=== Entries provided ===

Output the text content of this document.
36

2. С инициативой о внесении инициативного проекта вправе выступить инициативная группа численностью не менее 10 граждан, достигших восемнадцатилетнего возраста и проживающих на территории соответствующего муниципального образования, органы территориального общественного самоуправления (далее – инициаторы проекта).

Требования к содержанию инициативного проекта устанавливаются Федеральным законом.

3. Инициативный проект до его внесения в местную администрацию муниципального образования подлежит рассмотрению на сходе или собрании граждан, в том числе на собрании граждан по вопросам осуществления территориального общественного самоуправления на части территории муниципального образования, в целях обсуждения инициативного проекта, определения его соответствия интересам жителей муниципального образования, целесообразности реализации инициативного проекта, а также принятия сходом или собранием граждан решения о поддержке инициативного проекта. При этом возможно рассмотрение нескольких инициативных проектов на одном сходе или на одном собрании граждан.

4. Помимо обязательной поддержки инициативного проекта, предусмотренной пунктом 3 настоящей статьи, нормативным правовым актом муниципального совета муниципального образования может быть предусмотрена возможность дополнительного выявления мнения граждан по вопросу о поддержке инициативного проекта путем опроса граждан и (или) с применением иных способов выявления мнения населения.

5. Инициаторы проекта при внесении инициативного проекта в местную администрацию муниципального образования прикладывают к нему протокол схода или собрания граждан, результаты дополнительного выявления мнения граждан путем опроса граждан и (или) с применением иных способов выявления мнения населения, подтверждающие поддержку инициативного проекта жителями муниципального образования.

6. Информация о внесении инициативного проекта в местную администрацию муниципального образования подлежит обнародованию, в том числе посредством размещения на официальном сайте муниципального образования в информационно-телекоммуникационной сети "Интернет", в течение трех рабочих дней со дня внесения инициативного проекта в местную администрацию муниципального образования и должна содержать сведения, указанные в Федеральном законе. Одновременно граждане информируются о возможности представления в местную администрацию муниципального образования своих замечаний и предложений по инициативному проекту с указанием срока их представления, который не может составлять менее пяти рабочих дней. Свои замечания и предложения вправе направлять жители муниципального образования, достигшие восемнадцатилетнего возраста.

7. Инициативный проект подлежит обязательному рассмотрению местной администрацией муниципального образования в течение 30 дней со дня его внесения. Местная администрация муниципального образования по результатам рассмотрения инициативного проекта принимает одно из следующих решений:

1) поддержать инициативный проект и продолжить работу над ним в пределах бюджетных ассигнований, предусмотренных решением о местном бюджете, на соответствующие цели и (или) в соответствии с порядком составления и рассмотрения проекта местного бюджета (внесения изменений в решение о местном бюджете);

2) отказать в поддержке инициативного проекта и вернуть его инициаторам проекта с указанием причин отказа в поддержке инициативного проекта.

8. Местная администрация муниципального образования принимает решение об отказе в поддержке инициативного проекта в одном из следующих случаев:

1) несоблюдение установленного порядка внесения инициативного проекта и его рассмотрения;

===

[Short exercise] Within the material above, find the lines that contain the word "дней"; copy them.

[Solution for this task]
6. Информация о внесении инициативного проекта в местную администрацию муниципального образования подлежит обнародованию, в том числе посредством размещения на официальном сайте муниципального образования в информационно-телекоммуникационной сети "Интернет", в течение трех рабочих дней со дня внесения инициативного проекта в местную администрацию муниципального образования и должна содержать сведения, указанные в Федеральном законе. Одновременно граждане информируются о возможности представления в местную администрацию муниципального образования своих замечаний и предложений по инициативному проекту с указанием срока их представления, который не может составлять менее пяти рабочих дней. Свои замечания и предложения вправе направлять жители муниципального образования, достигшие восемнадцатилетнего возраста.
7. Инициативный проект подлежит обязательному рассмотрению местной администрацией муниципального образования в течение 30 дней со дня его внесения. Местная администрация муниципального образования по результатам рассмотрения инициативного проекта принимает одно из следующих решений:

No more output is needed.